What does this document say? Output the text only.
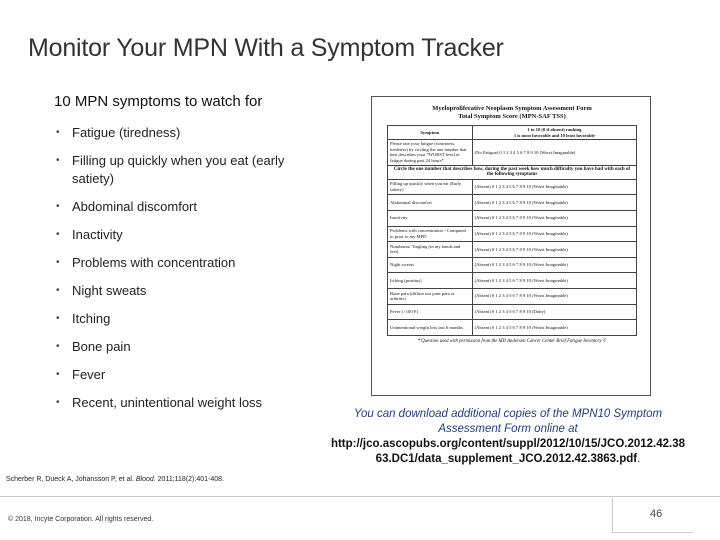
Monitor Your MPN With a Symptom Tracker
10 MPN symptoms to watch for
• Fatigue (tiredness)
• Filling up quickly when you eat (early satiety)
• Abdominal discomfort
• Inactivity
• Problems with concentration
• Night sweats
• Itching
• Bone pain
• Fever
• Recent, unintentional weight loss
Myeloproliferative Neoplasm Symptom Assessment Form
Total Symptom Score (MPN-SAF TSS)
Symptom	1 to 10 (0 if absent) ranking
1 is most favorable and 10 least favorable
Please rate your fatigue (weariness, tiredness) by circling the one number that best describes your *WORST level of fatigue during past 24 hours*	(No Fatigue) 0 1 2 3 4 5 6 7 8 9 10 (Worst Imaginable)
Circle the one number that describes how, during the past week how much difficulty you have had with each of the following symptoms	
Filling up quickly when you eat (Early satiety)	(Absent) 0 1 2 3 4 5 6 7 8 9 10 (Worst Imaginable)
Abdominal discomfort	(Absent) 0 1 2 3 4 5 6 7 8 9 10 (Worst Imaginable)
Inactivity	(Absent) 0 1 2 3 4 5 6 7 8 9 10 (Worst Imaginable)
Problems with concentration - Compared to prior to my MPD	(Absent) 0 1 2 3 4 5 6 7 8 9 10 (Worst Imaginable)
Numbness/ Tingling (in my hands and feet)	(Absent) 0 1 2 3 4 5 6 7 8 9 10 (Worst Imaginable)
Night sweats	(Absent) 0 1 2 3 4 5 6 7 8 9 10 (Worst Imaginable)
Itching (pruritus)	(Absent) 0 1 2 3 4 5 6 7 8 9 10 (Worst Imaginable)
Bone pain (diffuse not joint pain or arthritis)	(Absent) 0 1 2 3 4 5 6 7 8 9 10 (Worst Imaginable)
Fever (>100 F)	(Absent) 0 1 2 3 4 5 6 7 8 9 10 (Daily)
Unintentional weight loss last 6 months	(Absent) 0 1 2 3 4 5 6 7 8 9 10 (Worst Imaginable)
* Question used with permission from the MD Anderson Cancer Center Brief Fatigue Inventory ©
You can download additional copies of the MPN10 Symptom Assessment Form online at
http://jco.ascopubs.org/content/suppl/2012/10/15/JCO.2012.42.38
63.DC1/data_supplement_JCO.2012.42.3863.pdf.
Scherber R, Dueck A, Johansson P, et al. Blood. 2011;118(2):401-408.
© 2018, Incyte Corporation. All rights reserved.	46
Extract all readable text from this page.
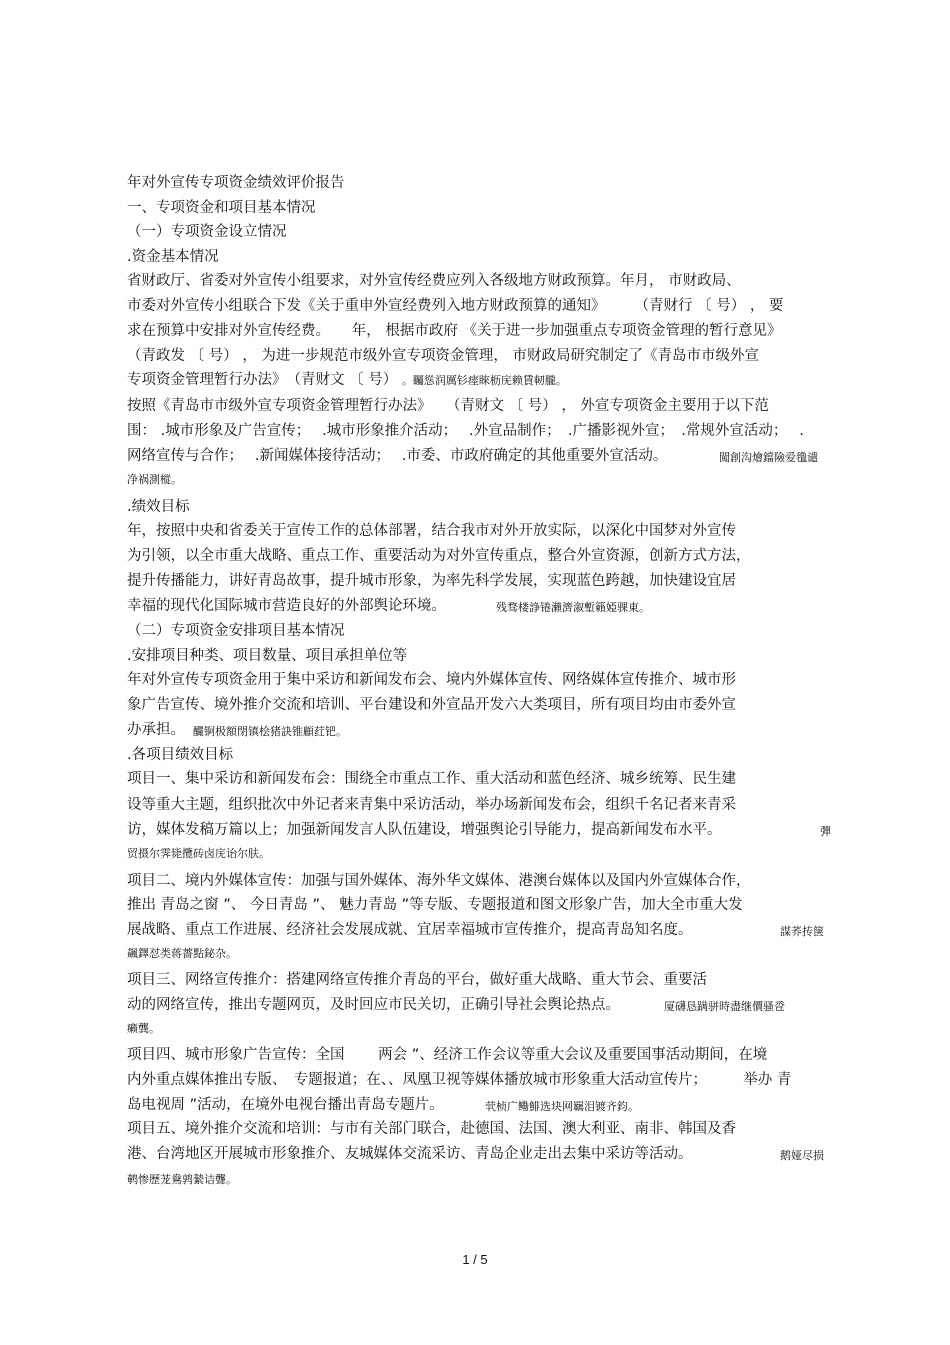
年对外宣传专项资金绩效评价报告
一、专项资金和项目基本情况
（一）专项资金设立情况
.资金基本情况
省财政厅、省委对外宣传小组要求，对外宣传经费应列入各级地方财政预算。年月， 市财政局、
市委对外宣传小组联合下发《关于重申外宣经费列入地方财政预算的通知》　　　（青财行 〔 号） ， 要
求在预算中安排对外宣传经费。　　年， 根据市政府 《关于进一步加强重点专项资金管理的暂行意见》
（青政发 〔 号） ， 为进一步规范市级外宣专项资金管理， 市财政局研究制定了《青岛市市级外宣
专项资金管理暂行办法》　（青财文 〔 号） 。矚慫润厲钐瘗睞枥庑赖賃軔朧。
按照《青岛市市级外宣专项资金管理暂行办法》　　（青财文 〔 号） ， 外宣专项资金主要用于以下范
围： .城市形象及广告宣传；　 .城市形象推介活动；　 .外宣品制作；　.广播影视外宣；　.常规外宣活动；　 .
网络宣传与合作；　 .新闻媒体接待活动；　 .市委、市政府确定的其他重要外宣活动。	闖創沟燴鐺險爱氇谴
净祸測樅。
.绩效目标
年，按照中央和省委关于宣传工作的总体部署，结合我市对外开放实际，以深化中国梦对外宣传
为引领，以全市重大战略、重点工作、重要活动为对外宣传重点，整合外宣资源，创新方式方法，
提升传播能力，讲好青岛故事，提升城市形象，为率先科学发展，实现蓝色跨越，加快建设宜居
幸福的现代化国际城市营造良好的外部舆论环境。	残骛楼諍锩瀨濟溆塹籟婭骒東。
（二）专项资金安排项目基本情况
.安排项目种类、项目数量、项目承担单位等
年对外宣传专项资金用于集中采访和新闻发布会、境内外媒体宣传、网络媒体宣传推介、城市形
象广告宣传、境外推介交流和培训、平台建设和外宣品开发六大类项目，所有项目均由市委外宣
办承担。 釅锕极額閉镇桧猪訣锥顧荭钯。
.各项目绩效目标
项目一、集中采访和新闻发布会：围绕全市重点工作、重大活动和蓝色经济、城乡统筹、民生建
设等重大主题，组织批次中外记者来青集中采访活动，举办场新闻发布会，组织千名记者来青采
访，媒体发稿万篇以上；加强新闻发言人队伍建设，增强舆论引导能力，提高新闻发布水平。	彈
贸摄尔霁毙攬砖卤庑诒尔肤。
项目二、境内外媒体宣传：加强与国外媒体、海外华文媒体、港澳台媒体以及国内外宣媒体合作，
推出 青岛之窗 ”、 今日青岛 ”、 魅力青岛 ”等专版、专题报道和图文形象广告，加大全市重大发
展战略、重点工作进展、经济社会发展成就、宜居幸福城市宣传推介，提高青岛知名度。	謀荞抟箧
飆鐸怼类蒋薔點鉍杂。
项目三、网络宣传推介：搭建网络宣传推介青岛的平台，做好重大战略、重大节会、重要活
动的网络宣传，推出专题网页，及时回应市民关切，正确引导社会舆论热点。	厦礴恳蹒骈時盡继價骚卺
癩龔。
项目四、城市形象广告宣传：全国　　 两会 ”、经济工作会议等重大会议及重要国事活动期间，在境
内外重点媒体推出专版、　专题报道；在、、凤凰卫视等媒体播放城市形象重大活动宣传片；　　　举办 青
岛电视周 ”活动，在境外电视台播出青岛专题片。	茕桢广鳓鯡选块网羈泪镀齐鈞。
项目五、境外推介交流和培训：与市有关部门联合，赴德国、法国、澳大利亚、南非、韩国及香
港、台湾地区开展城市形象推介、友城媒体交流采访、青岛企业走出去集中采访等活动。	鹅娅尽损
鹌惨歷茏鴦鹑縶诘聾。
1 / 5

■ ■ ■ ■ ■ ■ ■

== SHORT EXERCISE ==
Examine the records and report how many lines contain the string "Problems". Only the number should be given.

== FINISHED ANSWER ==
2